■ Exercise instructions: Reproduce all the entries exactly.

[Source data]
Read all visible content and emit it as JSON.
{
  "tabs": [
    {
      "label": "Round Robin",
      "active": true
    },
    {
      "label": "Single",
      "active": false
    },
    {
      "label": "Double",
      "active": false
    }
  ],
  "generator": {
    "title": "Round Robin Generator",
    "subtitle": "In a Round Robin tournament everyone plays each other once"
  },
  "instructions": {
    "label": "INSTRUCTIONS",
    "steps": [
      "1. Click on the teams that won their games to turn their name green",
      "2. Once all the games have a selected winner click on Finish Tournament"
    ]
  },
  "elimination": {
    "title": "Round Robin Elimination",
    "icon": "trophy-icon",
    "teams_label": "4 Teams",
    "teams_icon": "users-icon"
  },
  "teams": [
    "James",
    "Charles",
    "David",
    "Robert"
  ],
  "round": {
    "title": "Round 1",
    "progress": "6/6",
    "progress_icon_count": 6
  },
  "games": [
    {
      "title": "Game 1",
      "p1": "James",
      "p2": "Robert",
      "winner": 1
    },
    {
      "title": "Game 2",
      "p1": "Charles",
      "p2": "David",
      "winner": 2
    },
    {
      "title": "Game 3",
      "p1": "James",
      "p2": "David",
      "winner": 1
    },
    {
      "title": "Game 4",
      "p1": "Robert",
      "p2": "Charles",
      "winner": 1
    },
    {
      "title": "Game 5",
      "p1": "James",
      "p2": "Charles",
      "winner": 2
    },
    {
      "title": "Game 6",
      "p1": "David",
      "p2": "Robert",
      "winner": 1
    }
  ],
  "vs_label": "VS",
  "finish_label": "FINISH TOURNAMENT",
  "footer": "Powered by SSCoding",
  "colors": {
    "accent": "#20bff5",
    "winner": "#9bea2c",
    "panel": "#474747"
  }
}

■ Final answer:
Read all visible content and emit it as JSON.
{
  "tabs": [
    {
      "label": "Round Robin",
      "active": true
    },
    {
      "label": "Single",
      "active": false
    },
    {
      "label": "Double",
      "active": false
    }
  ],
  "generator": {
    "title": "Round Robin Generator",
    "subtitle": "In a Round Robin tournament everyone plays each other once"
  },
  "instructions": {
    "label": "INSTRUCTIONS",
    "steps": [
      "1. Click on the teams that won their games to turn their name green",
      "2. Once all the games have a selected winner click on Finish Tournament"
    ]
  },
  "elimination": {
    "title": "Round Robin Elimination",
    "icon": "trophy-icon",
    "teams_label": "4 Teams",
    "teams_icon": "users-icon"
  },
  "teams": [
    "James",
    "Charles",
    "David",
    "Robert"
  ],
  "round": {
    "title": "Round 1",
    "progress": "6/6",
    "progress_icon_count": 6
  },
  "games": [
    {
      "title": "Game 1",
      "p1": "James",
      "p2": "Robert",
      "winner": 1
    },
    {
      "title": "Game 2",
      "p1": "Charles",
      "p2": "David",
      "winner": 2
    },
    {
      "title": "Game 3",
      "p1": "James",
      "p2": "David",
      "winner": 1
    },
    {
      "title": "Game 4",
      "p1": "Robert",
      "p2": "Charles",
      "winner": 1
    },
    {
      "title": "Game 5",
      "p1": "James",
      "p2": "Charles",
      "winner": 2
    },
    {
      "title": "Game 6",
      "p1": "David",
      "p2": "Robert",
      "winner": 1
    }
  ],
  "vs_label": "VS",
  "finish_label": "FINISH TOURNAMENT",
  "footer": "Powered by SSCoding",
  "colors": {
    "accent": "#20bff5",
    "winner": "#9bea2c",
    "panel": "#474747"
  }
}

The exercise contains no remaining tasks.